## Objective
Each entry below is to be printed verbatim.

(Figure dataset records)
──────────

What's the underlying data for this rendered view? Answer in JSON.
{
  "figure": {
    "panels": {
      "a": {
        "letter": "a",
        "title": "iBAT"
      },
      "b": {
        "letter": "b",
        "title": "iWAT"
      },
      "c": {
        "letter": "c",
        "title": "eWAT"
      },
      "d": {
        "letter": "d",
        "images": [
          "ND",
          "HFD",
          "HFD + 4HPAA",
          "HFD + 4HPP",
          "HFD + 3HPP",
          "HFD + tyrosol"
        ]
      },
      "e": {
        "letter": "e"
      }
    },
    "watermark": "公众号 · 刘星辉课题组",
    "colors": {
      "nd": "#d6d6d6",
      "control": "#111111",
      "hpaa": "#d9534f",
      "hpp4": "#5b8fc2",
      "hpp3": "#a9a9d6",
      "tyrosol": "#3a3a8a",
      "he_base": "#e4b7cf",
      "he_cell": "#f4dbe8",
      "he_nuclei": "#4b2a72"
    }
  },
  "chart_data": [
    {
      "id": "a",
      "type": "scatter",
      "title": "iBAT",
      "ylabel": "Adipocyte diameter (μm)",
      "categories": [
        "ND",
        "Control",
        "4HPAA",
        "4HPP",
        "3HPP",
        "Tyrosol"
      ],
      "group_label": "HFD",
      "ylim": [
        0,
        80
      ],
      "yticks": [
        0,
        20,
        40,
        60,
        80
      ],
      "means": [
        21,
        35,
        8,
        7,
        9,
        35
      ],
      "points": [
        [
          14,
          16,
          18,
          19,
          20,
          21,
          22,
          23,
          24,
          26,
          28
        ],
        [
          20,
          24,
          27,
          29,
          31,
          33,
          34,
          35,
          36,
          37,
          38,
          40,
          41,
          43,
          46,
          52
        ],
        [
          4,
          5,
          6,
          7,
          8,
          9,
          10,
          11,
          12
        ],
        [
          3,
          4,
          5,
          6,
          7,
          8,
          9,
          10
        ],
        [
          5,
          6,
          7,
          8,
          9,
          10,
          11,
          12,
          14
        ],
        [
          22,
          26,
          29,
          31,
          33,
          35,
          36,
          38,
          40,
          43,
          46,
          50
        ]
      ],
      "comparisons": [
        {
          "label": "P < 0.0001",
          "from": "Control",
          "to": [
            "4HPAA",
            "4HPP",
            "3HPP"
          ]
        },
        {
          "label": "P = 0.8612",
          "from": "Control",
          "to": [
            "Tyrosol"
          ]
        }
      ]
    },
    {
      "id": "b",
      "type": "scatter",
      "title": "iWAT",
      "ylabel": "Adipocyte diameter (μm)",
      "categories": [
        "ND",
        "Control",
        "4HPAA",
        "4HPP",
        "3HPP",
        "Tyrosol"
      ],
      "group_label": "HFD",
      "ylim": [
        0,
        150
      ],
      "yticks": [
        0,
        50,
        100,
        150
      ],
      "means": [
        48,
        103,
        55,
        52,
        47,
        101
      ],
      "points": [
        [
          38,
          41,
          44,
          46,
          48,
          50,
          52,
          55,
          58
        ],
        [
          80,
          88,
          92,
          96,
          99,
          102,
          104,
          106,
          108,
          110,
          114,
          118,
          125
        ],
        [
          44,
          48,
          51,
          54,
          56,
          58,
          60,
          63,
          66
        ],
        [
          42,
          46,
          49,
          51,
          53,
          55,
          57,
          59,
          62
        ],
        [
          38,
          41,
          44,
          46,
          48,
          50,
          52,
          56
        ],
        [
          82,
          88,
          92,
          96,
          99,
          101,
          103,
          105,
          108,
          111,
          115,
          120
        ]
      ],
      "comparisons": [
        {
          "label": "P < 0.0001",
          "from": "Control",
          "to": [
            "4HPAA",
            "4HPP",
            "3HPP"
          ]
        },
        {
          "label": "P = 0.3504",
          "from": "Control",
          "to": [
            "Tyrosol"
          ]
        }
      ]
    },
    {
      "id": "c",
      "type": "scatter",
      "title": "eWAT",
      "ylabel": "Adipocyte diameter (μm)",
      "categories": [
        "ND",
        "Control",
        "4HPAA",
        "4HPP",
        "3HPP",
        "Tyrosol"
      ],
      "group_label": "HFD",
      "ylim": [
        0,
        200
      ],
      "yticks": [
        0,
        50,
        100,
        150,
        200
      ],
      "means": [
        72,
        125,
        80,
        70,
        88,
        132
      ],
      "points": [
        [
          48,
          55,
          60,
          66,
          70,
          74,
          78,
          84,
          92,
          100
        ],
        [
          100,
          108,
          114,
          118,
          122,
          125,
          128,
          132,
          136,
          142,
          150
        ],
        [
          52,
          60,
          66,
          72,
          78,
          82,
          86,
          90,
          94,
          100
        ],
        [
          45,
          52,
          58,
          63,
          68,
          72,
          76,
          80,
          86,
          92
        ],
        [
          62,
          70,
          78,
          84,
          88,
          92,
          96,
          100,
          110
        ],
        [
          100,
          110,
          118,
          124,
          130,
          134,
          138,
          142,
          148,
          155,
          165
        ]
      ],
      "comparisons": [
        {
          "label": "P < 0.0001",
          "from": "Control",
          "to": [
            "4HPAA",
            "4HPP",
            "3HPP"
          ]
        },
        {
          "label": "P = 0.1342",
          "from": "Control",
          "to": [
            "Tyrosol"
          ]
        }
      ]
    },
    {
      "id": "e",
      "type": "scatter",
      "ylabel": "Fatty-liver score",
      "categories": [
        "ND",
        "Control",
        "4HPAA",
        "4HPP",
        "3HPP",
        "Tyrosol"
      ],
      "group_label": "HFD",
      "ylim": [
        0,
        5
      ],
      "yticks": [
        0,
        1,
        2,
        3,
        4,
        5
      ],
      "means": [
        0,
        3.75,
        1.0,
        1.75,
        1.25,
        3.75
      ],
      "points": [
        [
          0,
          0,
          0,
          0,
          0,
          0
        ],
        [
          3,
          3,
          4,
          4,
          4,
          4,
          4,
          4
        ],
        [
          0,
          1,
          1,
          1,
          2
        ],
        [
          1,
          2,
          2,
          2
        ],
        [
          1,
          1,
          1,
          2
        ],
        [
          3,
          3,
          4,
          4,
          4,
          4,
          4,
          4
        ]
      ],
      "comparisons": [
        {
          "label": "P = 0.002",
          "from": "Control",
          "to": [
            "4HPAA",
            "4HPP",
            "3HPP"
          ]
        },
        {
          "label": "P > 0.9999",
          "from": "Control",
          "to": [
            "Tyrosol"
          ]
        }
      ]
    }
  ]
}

──────────

## Result of the exercise
What's the underlying data for this rendered view? Answer in JSON.
{
  "figure": {
    "panels": {
      "a": {
        "letter": "a",
        "title": "iBAT"
      },
      "b": {
        "letter": "b",
        "title": "iWAT"
      },
      "c": {
        "letter": "c",
        "title": "eWAT"
      },
      "d": {
        "letter": "d",
        "images": [
          "ND",
          "HFD",
          "HFD + 4HPAA",
          "HFD + 4HPP",
          "HFD + 3HPP",
          "HFD + tyrosol"
        ]
      },
      "e": {
        "letter": "e"
      }
    },
    "watermark": "公众号 · 刘星辉课题组",
    "colors": {
      "nd": "#d6d6d6",
      "control": "#111111",
      "hpaa": "#d9534f",
      "hpp4": "#5b8fc2",
      "hpp3": "#a9a9d6",
      "tyrosol": "#3a3a8a",
      "he_base": "#e4b7cf",
      "he_cell": "#f4dbe8",
      "he_nuclei": "#4b2a72"
    }
  },
  "chart_data": [
    {
      "id": "a",
      "type": "scatter",
      "title": "iBAT",
      "ylabel": "Adipocyte diameter (μm)",
      "categories": [
        "ND",
        "Control",
        "4HPAA",
        "4HPP",
        "3HPP",
        "Tyrosol"
      ],
      "group_label": "HFD",
      "ylim": [
        0,
        80
      ],
      "yticks": [
        0,
        20,
        40,
        60,
        80
      ],
      "means": [
        21,
        35,
        8,
        7,
        9,
        35
      ],
      "points": [
        [
          14,
          16,
          18,
          19,
          20,
          21,
          22,
          23,
          24,
          26,
          28
        ],
        [
          20,
          24,
          27,
          29,
          31,
          33,
          34,
          35,
          36,
          37,
          38,
          40,
          41,
          43,
          46,
          52
        ],
        [
          4,
          5,
          6,
          7,
          8,
          9,
          10,
          11,
          12
        ],
        [
          3,
          4,
          5,
          6,
          7,
          8,
          9,
          10
        ],
        [
          5,
          6,
          7,
          8,
          9,
          10,
          11,
          12,
          14
        ],
        [
          22,
          26,
          29,
          31,
          33,
          35,
          36,
          38,
          40,
          43,
          46,
          50
        ]
      ],
      "comparisons": [
        {
          "label": "P < 0.0001",
          "from": "Control",
          "to": [
            "4HPAA",
            "4HPP",
            "3HPP"
          ]
        },
        {
          "label": "P = 0.8612",
          "from": "Control",
          "to": [
            "Tyrosol"
          ]
        }
      ]
    },
    {
      "id": "b",
      "type": "scatter",
      "title": "iWAT",
      "ylabel": "Adipocyte diameter (μm)",
      "categories": [
        "ND",
        "Control",
        "4HPAA",
        "4HPP",
        "3HPP",
        "Tyrosol"
      ],
      "group_label": "HFD",
      "ylim": [
        0,
        150
      ],
      "yticks": [
        0,
        50,
        100,
        150
      ],
      "means": [
        48,
        103,
        55,
        52,
        47,
        101
      ],
      "points": [
        [
          38,
          41,
          44,
          46,
          48,
          50,
          52,
          55,
          58
        ],
        [
          80,
          88,
          92,
          96,
          99,
          102,
          104,
          106,
          108,
          110,
          114,
          118,
          125
        ],
        [
          44,
          48,
          51,
          54,
          56,
          58,
          60,
          63,
          66
        ],
        [
          42,
          46,
          49,
          51,
          53,
          55,
          57,
          59,
          62
        ],
        [
          38,
          41,
          44,
          46,
          48,
          50,
          52,
          56
        ],
        [
          82,
          88,
          92,
          96,
          99,
          101,
          103,
          105,
          108,
          111,
          115,
          120
        ]
      ],
      "comparisons": [
        {
          "label": "P < 0.0001",
          "from": "Control",
          "to": [
            "4HPAA",
            "4HPP",
            "3HPP"
          ]
        },
        {
          "label": "P = 0.3504",
          "from": "Control",
          "to": [
            "Tyrosol"
          ]
        }
      ]
    },
    {
      "id": "c",
      "type": "scatter",
      "title": "eWAT",
      "ylabel": "Adipocyte diameter (μm)",
      "categories": [
        "ND",
        "Control",
        "4HPAA",
        "4HPP",
        "3HPP",
        "Tyrosol"
      ],
      "group_label": "HFD",
      "ylim": [
        0,
        200
      ],
      "yticks": [
        0,
        50,
        100,
        150,
        200
      ],
      "means": [
        72,
        125,
        80,
        70,
        88,
        132
      ],
      "points": [
        [
          48,
          55,
          60,
          66,
          70,
          74,
          78,
          84,
          92,
          100
        ],
        [
          100,
          108,
          114,
          118,
          122,
          125,
          128,
          132,
          136,
          142,
          150
        ],
        [
          52,
          60,
          66,
          72,
          78,
          82,
          86,
          90,
          94,
          100
        ],
        [
          45,
          52,
          58,
          63,
          68,
          72,
          76,
          80,
          86,
          92
        ],
        [
          62,
          70,
          78,
          84,
          88,
          92,
          96,
          100,
          110
        ],
        [
          100,
          110,
          118,
          124,
          130,
          134,
          138,
          142,
          148,
          155,
          165
        ]
      ],
      "comparisons": [
        {
          "label": "P < 0.0001",
          "from": "Control",
          "to": [
            "4HPAA",
            "4HPP",
            "3HPP"
          ]
        },
        {
          "label": "P = 0.1342",
          "from": "Control",
          "to": [
            "Tyrosol"
          ]
        }
      ]
    },
    {
      "id": "e",
      "type": "scatter",
      "ylabel": "Fatty-liver score",
      "categories": [
        "ND",
        "Control",
        "4HPAA",
        "4HPP",
        "3HPP",
        "Tyrosol"
      ],
      "group_label": "HFD",
      "ylim": [
        0,
        5
      ],
      "yticks": [
        0,
        1,
        2,
        3,
        4,
        5
      ],
      "means": [
        0,
        3.75,
        1.0,
        1.75,
        1.25,
        3.75
      ],
      "points": [
        [
          0,
          0,
          0,
          0,
          0,
          0
        ],
        [
          3,
          3,
          4,
          4,
          4,
          4,
          4,
          4
        ],
        [
          0,
          1,
          1,
          1,
          2
        ],
        [
          1,
          2,
          2,
          2
        ],
        [
          1,
          1,
          1,
          2
        ],
        [
          3,
          3,
          4,
          4,
          4,
          4,
          4,
          4
        ]
      ],
      "comparisons": [
        {
          "label": "P = 0.002",
          "from": "Control",
          "to": [
            "4HPAA",
            "4HPP",
            "3HPP"
          ]
        },
        {
          "label": "P > 0.9999",
          "from": "Control",
          "to": [
            "Tyrosol"
          ]
        }
      ]
    }
  ]
}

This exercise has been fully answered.